→ Supplied material:
►

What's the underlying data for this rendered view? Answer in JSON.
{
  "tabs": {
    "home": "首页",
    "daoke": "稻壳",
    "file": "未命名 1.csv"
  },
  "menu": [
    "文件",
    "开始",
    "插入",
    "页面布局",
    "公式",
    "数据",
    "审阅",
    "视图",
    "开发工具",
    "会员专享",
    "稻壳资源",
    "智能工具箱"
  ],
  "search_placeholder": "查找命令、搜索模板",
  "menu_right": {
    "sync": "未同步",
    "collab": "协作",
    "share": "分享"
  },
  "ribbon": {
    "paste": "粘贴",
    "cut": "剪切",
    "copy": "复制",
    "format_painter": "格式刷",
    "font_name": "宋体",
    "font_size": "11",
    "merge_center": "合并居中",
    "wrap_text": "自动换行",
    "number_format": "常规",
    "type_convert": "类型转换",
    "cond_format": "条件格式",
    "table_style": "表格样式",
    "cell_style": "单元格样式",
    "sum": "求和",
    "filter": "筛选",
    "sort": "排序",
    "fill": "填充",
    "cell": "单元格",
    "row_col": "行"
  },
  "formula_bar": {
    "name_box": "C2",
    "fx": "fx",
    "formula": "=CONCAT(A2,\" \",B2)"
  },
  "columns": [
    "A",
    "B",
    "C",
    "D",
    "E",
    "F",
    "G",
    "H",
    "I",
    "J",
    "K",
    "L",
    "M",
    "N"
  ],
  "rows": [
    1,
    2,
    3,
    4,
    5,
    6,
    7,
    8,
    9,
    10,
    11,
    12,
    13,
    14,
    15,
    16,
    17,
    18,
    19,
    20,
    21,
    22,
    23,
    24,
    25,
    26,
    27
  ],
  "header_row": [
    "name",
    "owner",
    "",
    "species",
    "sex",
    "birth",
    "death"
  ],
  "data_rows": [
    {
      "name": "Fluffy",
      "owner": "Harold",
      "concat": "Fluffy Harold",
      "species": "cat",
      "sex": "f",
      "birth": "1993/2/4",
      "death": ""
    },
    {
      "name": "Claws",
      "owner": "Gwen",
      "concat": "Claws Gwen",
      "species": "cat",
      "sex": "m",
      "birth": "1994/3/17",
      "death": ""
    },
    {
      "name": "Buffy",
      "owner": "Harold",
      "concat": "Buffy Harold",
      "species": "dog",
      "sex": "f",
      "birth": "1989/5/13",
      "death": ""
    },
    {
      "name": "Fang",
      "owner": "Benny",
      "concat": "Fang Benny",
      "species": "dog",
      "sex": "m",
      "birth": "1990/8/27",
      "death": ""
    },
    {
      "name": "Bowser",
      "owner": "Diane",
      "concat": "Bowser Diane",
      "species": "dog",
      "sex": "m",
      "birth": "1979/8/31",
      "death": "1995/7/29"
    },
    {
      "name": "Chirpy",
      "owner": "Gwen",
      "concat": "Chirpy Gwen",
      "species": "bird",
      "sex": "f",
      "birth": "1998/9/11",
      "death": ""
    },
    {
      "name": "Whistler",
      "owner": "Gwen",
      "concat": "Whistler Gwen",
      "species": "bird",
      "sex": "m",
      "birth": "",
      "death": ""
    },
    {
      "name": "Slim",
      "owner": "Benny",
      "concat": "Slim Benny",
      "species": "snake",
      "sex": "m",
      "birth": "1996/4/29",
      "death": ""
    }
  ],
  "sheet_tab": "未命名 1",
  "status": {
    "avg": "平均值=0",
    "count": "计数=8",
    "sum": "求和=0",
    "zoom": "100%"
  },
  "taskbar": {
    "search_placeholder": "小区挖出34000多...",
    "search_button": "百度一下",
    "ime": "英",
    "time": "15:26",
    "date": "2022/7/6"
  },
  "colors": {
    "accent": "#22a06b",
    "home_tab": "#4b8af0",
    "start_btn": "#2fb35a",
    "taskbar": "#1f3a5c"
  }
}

◄

Every line of the material must be returned exactly as it appears.

→ Response to this task:
What's the underlying data for this rendered view? Answer in JSON.
{
  "tabs": {
    "home": "首页",
    "daoke": "稻壳",
    "file": "未命名 1.csv"
  },
  "menu": [
    "文件",
    "开始",
    "插入",
    "页面布局",
    "公式",
    "数据",
    "审阅",
    "视图",
    "开发工具",
    "会员专享",
    "稻壳资源",
    "智能工具箱"
  ],
  "search_placeholder": "查找命令、搜索模板",
  "menu_right": {
    "sync": "未同步",
    "collab": "协作",
    "share": "分享"
  },
  "ribbon": {
    "paste": "粘贴",
    "cut": "剪切",
    "copy": "复制",
    "format_painter": "格式刷",
    "font_name": "宋体",
    "font_size": "11",
    "merge_center": "合并居中",
    "wrap_text": "自动换行",
    "number_format": "常规",
    "type_convert": "类型转换",
    "cond_format": "条件格式",
    "table_style": "表格样式",
    "cell_style": "单元格样式",
    "sum": "求和",
    "filter": "筛选",
    "sort": "排序",
    "fill": "填充",
    "cell": "单元格",
    "row_col": "行"
  },
  "formula_bar": {
    "name_box": "C2",
    "fx": "fx",
    "formula": "=CONCAT(A2,\" \",B2)"
  },
  "columns": [
    "A",
    "B",
    "C",
    "D",
    "E",
    "F",
    "G",
    "H",
    "I",
    "J",
    "K",
    "L",
    "M",
    "N"
  ],
  "rows": [
    1,
    2,
    3,
    4,
    5,
    6,
    7,
    8,
    9,
    10,
    11,
    12,
    13,
    14,
    15,
    16,
    17,
    18,
    19,
    20,
    21,
    22,
    23,
    24,
    25,
    26,
    27
  ],
  "header_row": [
    "name",
    "owner",
    "",
    "species",
    "sex",
    "birth",
    "death"
  ],
  "data_rows": [
    {
      "name": "Fluffy",
      "owner": "Harold",
      "concat": "Fluffy Harold",
      "species": "cat",
      "sex": "f",
      "birth": "1993/2/4",
      "death": ""
    },
    {
      "name": "Claws",
      "owner": "Gwen",
      "concat": "Claws Gwen",
      "species": "cat",
      "sex": "m",
      "birth": "1994/3/17",
      "death": ""
    },
    {
      "name": "Buffy",
      "owner": "Harold",
      "concat": "Buffy Harold",
      "species": "dog",
      "sex": "f",
      "birth": "1989/5/13",
      "death": ""
    },
    {
      "name": "Fang",
      "owner": "Benny",
      "concat": "Fang Benny",
      "species": "dog",
      "sex": "m",
      "birth": "1990/8/27",
      "death": ""
    },
    {
      "name": "Bowser",
      "owner": "Diane",
      "concat": "Bowser Diane",
      "species": "dog",
      "sex": "m",
      "birth": "1979/8/31",
      "death": "1995/7/29"
    },
    {
      "name": "Chirpy",
      "owner": "Gwen",
      "concat": "Chirpy Gwen",
      "species": "bird",
      "sex": "f",
      "birth": "1998/9/11",
      "death": ""
    },
    {
      "name": "Whistler",
      "owner": "Gwen",
      "concat": "Whistler Gwen",
      "species": "bird",
      "sex": "m",
      "birth": "",
      "death": ""
    },
    {
      "name": "Slim",
      "owner": "Benny",
      "concat": "Slim Benny",
      "species": "snake",
      "sex": "m",
      "birth": "1996/4/29",
      "death": ""
    }
  ],
  "sheet_tab": "未命名 1",
  "status": {
    "avg": "平均值=0",
    "count": "计数=8",
    "sum": "求和=0",
    "zoom": "100%"
  },
  "taskbar": {
    "search_placeholder": "小区挖出34000多...",
    "search_button": "百度一下",
    "ime": "英",
    "time": "15:26",
    "date": "2022/7/6"
  },
  "colors": {
    "accent": "#22a06b",
    "home_tab": "#4b8af0",
    "start_btn": "#2fb35a",
    "taskbar": "#1f3a5c"
  }
}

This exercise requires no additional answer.